— Start of MATERIAL FOR THIS EXERCISE —

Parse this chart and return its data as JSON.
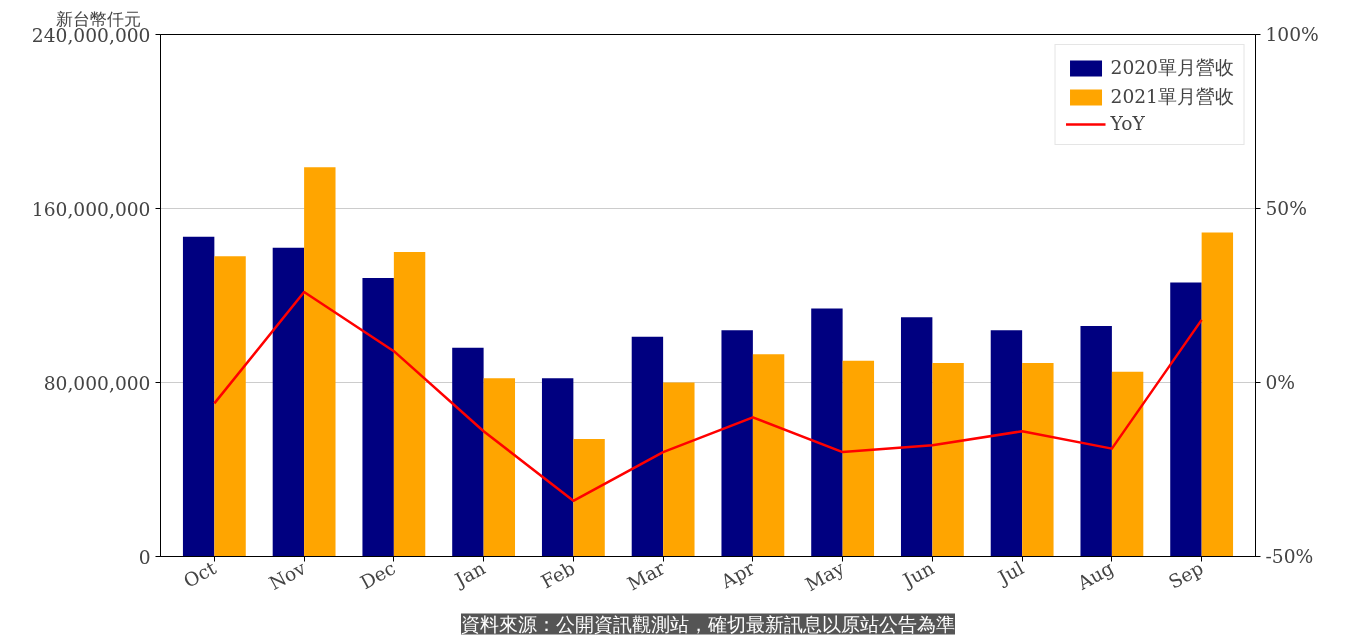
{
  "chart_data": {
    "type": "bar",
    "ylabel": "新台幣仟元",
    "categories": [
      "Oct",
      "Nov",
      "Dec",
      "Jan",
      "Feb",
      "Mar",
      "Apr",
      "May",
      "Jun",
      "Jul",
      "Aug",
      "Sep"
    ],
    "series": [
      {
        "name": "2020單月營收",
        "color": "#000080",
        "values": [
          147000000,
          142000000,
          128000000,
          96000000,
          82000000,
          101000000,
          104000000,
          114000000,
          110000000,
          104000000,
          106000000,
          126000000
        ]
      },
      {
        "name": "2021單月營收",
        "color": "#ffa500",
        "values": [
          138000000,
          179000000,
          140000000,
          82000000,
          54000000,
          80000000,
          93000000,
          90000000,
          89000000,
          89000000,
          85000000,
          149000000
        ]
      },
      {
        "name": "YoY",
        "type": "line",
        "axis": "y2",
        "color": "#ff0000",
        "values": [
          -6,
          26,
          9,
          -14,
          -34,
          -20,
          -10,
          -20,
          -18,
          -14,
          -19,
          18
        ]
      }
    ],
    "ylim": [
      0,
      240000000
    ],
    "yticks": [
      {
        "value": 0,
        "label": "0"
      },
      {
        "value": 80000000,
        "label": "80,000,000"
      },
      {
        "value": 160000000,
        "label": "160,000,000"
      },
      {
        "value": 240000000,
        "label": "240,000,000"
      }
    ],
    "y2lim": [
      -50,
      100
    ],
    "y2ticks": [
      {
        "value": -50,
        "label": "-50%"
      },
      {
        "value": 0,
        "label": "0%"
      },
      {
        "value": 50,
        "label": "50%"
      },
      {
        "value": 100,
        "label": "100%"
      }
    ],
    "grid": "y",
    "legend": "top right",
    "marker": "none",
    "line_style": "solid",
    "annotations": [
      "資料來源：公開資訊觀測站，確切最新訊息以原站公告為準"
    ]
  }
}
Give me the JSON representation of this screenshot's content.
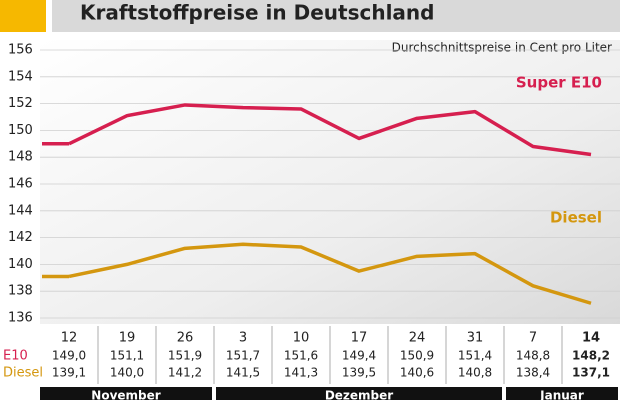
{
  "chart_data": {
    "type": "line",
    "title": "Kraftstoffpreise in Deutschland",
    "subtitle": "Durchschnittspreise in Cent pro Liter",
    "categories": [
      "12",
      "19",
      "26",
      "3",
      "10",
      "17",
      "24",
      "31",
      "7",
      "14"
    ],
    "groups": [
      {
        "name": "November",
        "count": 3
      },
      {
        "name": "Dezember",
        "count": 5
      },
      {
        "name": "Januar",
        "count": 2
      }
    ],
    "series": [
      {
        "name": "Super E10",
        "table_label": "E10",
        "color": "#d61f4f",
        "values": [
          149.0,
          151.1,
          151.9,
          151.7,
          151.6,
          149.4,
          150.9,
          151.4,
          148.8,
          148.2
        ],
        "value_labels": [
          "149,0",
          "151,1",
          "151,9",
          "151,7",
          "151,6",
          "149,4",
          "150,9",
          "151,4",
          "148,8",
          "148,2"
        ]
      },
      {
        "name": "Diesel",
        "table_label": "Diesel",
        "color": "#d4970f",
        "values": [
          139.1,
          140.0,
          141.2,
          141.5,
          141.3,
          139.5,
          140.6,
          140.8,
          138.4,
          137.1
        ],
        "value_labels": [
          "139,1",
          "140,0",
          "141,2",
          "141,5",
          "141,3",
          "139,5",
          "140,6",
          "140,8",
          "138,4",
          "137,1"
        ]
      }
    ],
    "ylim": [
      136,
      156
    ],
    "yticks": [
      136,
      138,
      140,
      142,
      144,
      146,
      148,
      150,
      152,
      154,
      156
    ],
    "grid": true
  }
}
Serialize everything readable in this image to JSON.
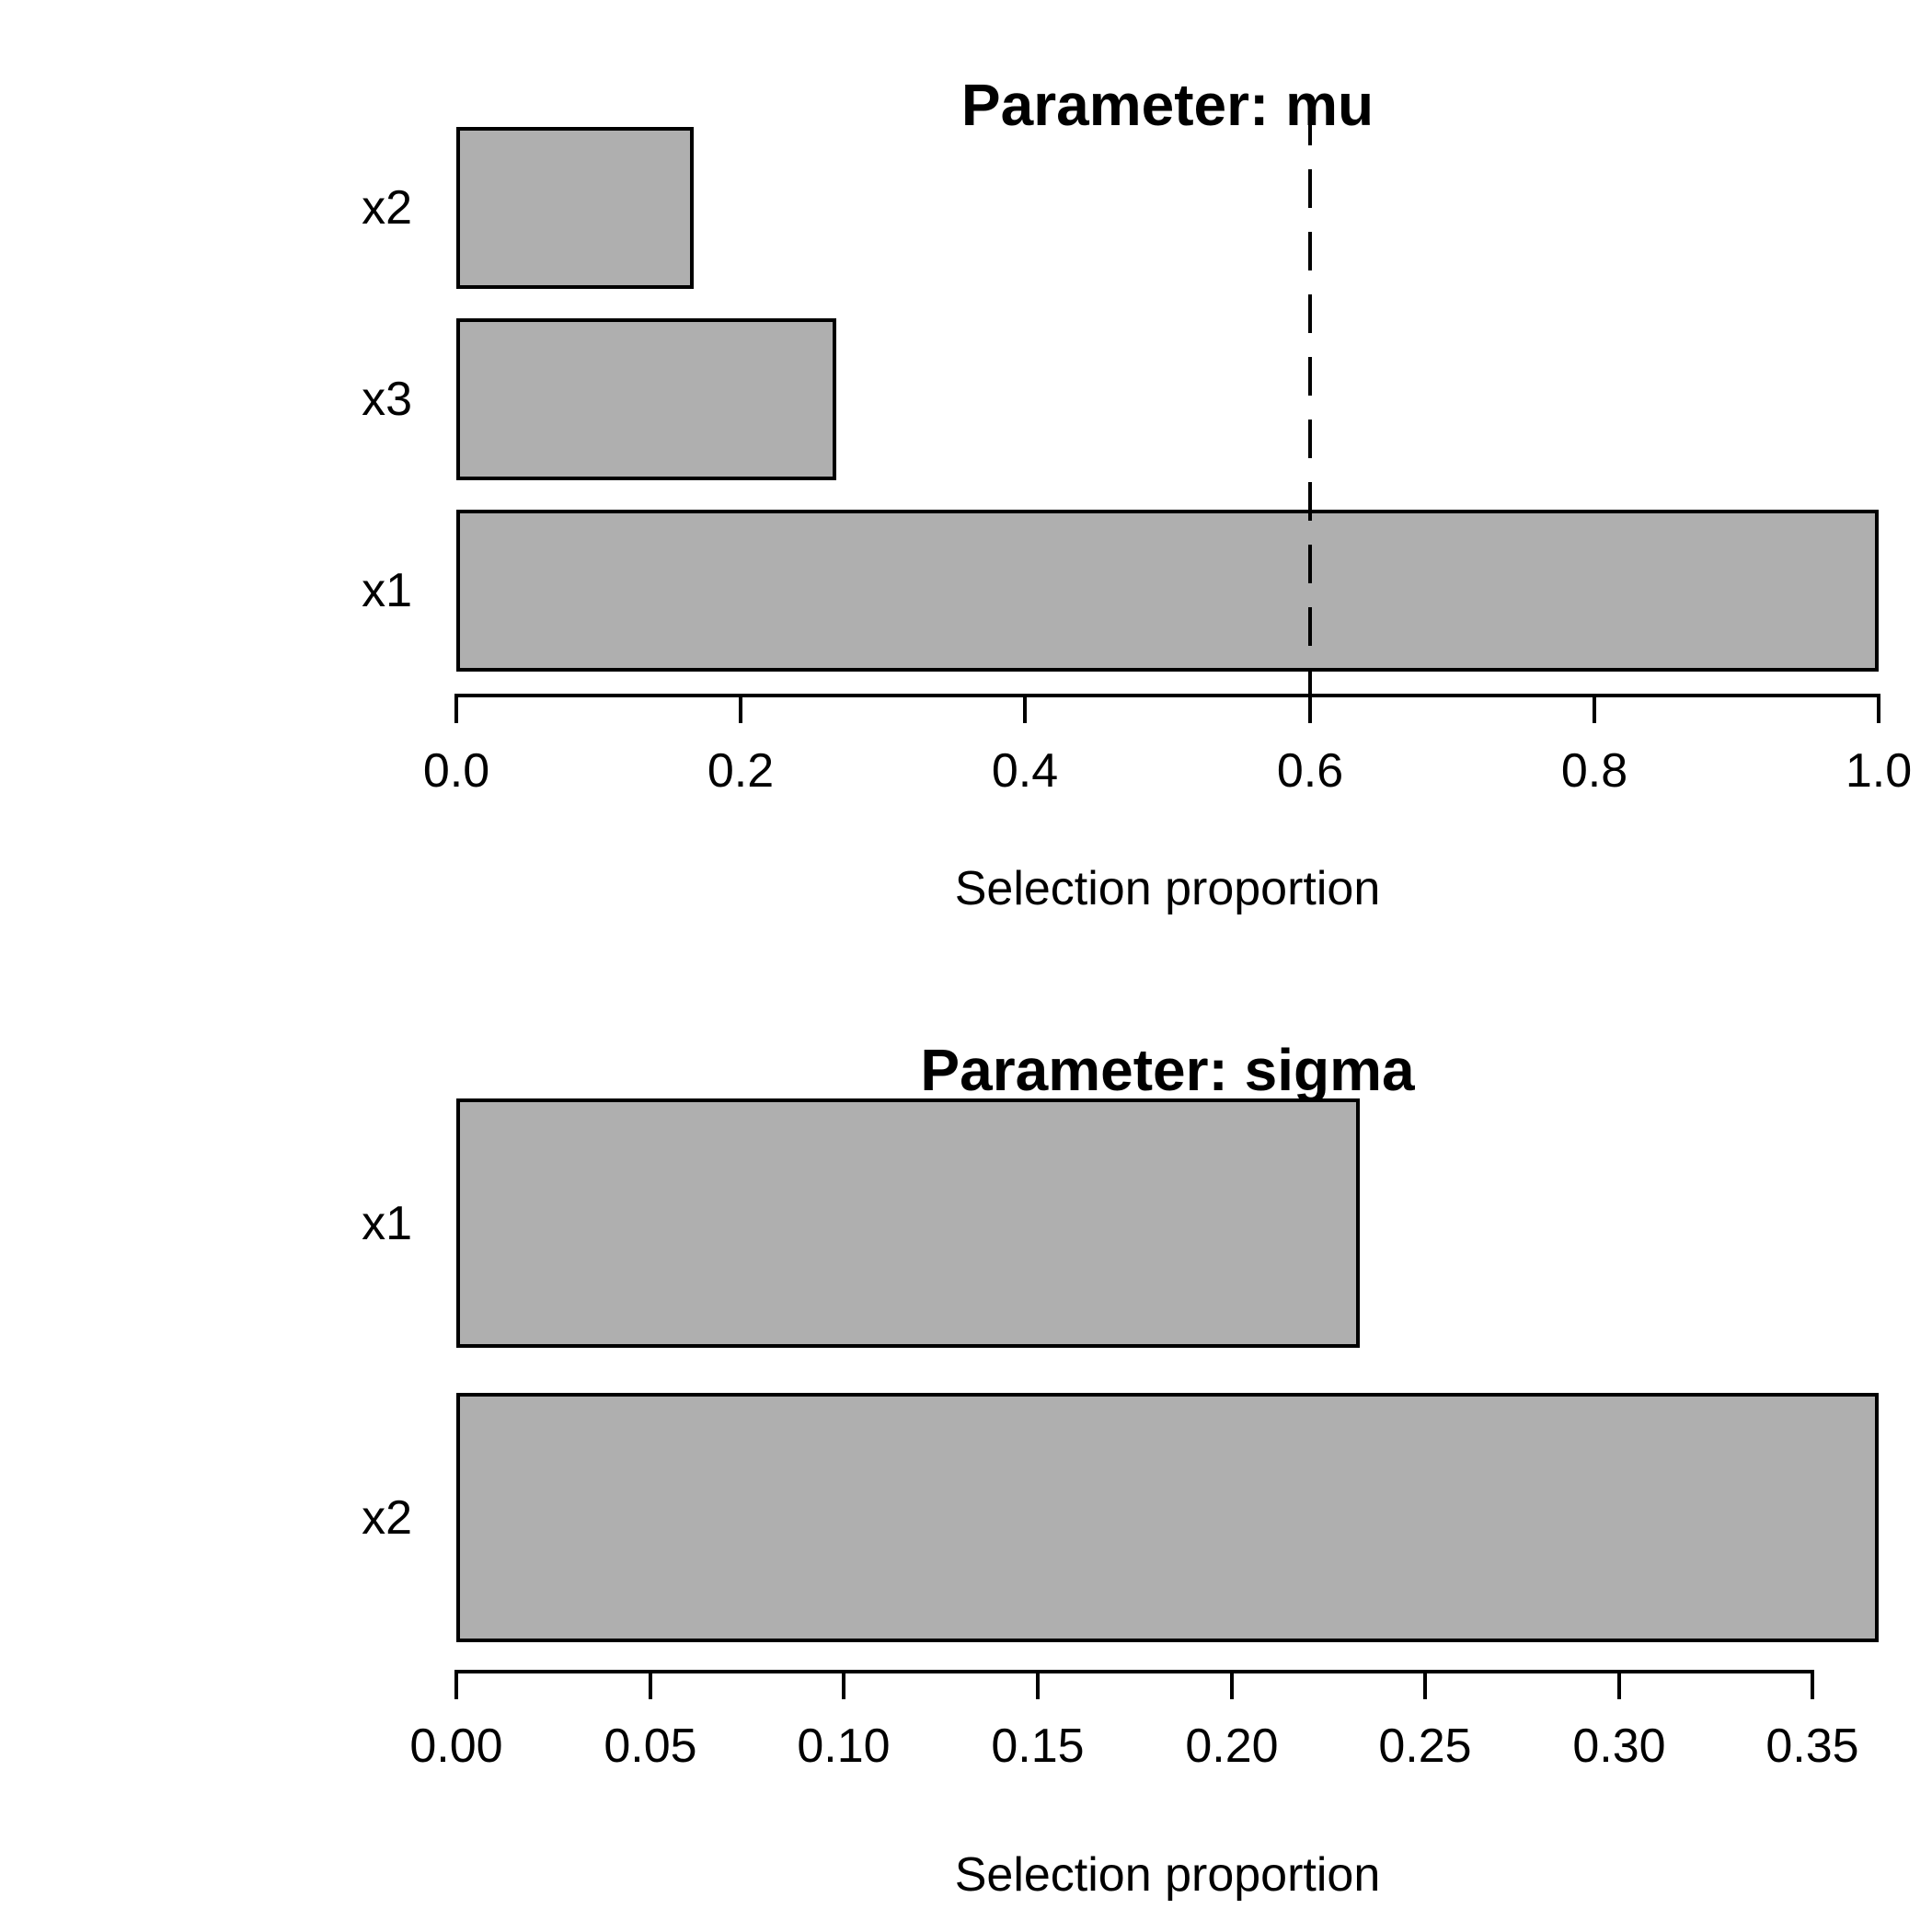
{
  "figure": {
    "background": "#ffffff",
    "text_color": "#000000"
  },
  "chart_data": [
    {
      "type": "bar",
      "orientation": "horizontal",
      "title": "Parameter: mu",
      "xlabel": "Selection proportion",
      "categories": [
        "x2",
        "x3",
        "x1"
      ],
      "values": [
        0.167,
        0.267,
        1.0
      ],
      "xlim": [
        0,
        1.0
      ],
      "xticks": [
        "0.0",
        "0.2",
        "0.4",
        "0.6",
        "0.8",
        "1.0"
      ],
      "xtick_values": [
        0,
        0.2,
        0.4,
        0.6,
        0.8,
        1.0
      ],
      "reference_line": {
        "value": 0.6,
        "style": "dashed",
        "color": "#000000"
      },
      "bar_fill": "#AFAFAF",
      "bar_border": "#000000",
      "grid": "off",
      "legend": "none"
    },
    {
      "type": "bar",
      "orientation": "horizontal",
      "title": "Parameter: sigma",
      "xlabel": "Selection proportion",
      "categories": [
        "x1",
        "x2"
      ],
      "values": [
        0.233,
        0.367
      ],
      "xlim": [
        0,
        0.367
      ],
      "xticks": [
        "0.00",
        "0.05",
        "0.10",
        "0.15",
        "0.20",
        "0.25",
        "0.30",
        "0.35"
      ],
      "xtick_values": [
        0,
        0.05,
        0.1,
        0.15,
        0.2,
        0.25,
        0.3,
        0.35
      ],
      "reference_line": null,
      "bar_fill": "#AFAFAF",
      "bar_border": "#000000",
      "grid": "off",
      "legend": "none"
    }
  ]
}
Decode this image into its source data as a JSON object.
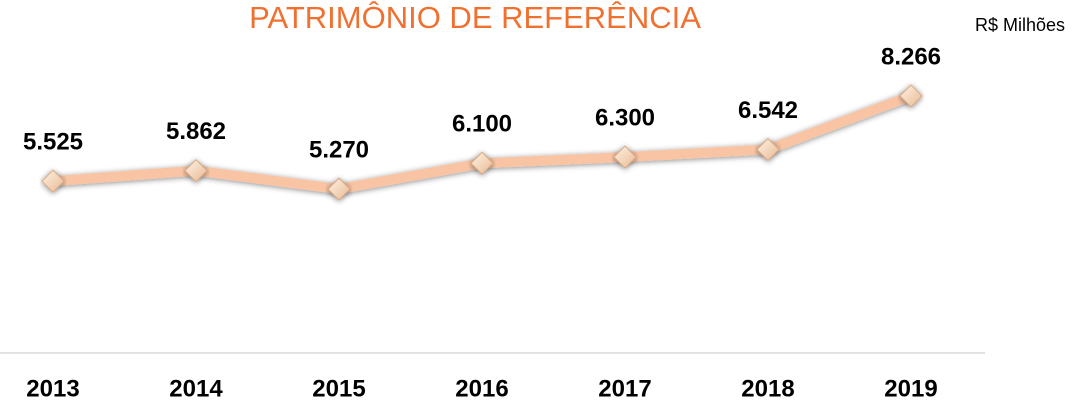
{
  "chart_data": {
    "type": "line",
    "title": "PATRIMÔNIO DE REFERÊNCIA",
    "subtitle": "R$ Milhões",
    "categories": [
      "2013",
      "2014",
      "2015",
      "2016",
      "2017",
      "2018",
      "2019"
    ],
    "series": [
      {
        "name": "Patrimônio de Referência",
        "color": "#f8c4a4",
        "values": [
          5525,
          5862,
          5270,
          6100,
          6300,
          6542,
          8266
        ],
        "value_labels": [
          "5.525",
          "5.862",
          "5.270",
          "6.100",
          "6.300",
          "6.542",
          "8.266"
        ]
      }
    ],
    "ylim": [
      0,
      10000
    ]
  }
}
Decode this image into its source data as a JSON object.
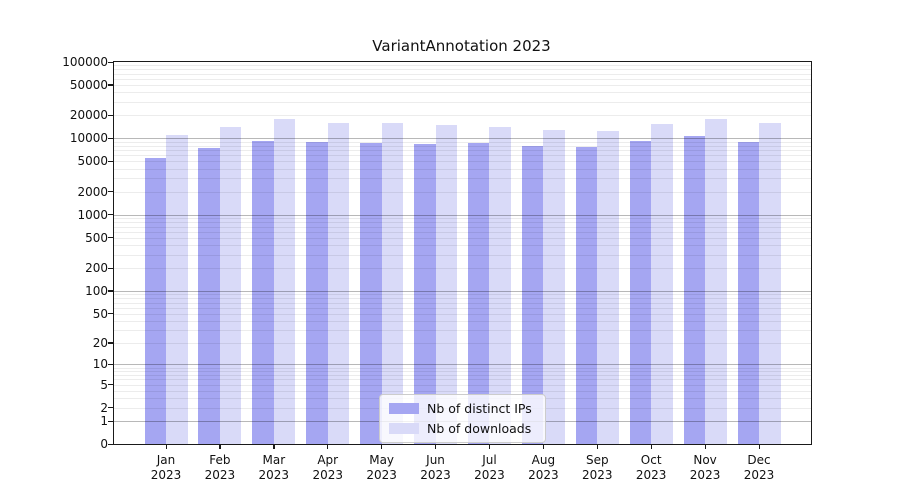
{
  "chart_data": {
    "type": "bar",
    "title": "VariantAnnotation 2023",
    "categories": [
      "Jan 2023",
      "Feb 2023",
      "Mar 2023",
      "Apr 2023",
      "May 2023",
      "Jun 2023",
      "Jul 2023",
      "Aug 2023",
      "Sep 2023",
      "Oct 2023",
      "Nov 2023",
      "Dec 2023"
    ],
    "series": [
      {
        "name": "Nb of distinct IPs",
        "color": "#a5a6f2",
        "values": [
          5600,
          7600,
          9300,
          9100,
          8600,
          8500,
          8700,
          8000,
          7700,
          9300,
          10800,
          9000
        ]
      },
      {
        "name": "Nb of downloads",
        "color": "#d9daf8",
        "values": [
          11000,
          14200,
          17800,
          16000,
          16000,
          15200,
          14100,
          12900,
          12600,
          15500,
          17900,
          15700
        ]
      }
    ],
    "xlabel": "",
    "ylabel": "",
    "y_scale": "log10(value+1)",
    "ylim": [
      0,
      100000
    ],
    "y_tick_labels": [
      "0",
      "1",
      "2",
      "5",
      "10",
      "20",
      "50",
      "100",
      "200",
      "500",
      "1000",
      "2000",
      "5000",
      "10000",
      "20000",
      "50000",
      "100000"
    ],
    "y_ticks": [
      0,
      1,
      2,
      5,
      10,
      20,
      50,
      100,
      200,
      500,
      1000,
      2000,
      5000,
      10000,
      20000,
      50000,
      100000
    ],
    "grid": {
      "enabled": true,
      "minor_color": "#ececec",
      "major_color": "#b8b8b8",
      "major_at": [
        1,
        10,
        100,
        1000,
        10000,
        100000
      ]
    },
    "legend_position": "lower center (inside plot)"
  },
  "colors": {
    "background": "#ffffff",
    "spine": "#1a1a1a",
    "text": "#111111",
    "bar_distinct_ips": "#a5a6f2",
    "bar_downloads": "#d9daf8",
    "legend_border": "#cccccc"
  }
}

— End of MATERIAL FOR THIS EXERCISE —

### GOAL
Search the data for "name". Copy every line that has it.

### RIGHT ANSWER
        "name": "2020單月營收",
        "name": "2021單月營收",
        "name": "YoY",
        "name": "November",
        "name": "Dezember",
        "name": "Januar",
        "name": "Super E10",
        "name": "Diesel",
        "name": "Patrimônio de Referência",
        "name": "Nb of distinct IPs",
        "name": "Nb of downloads",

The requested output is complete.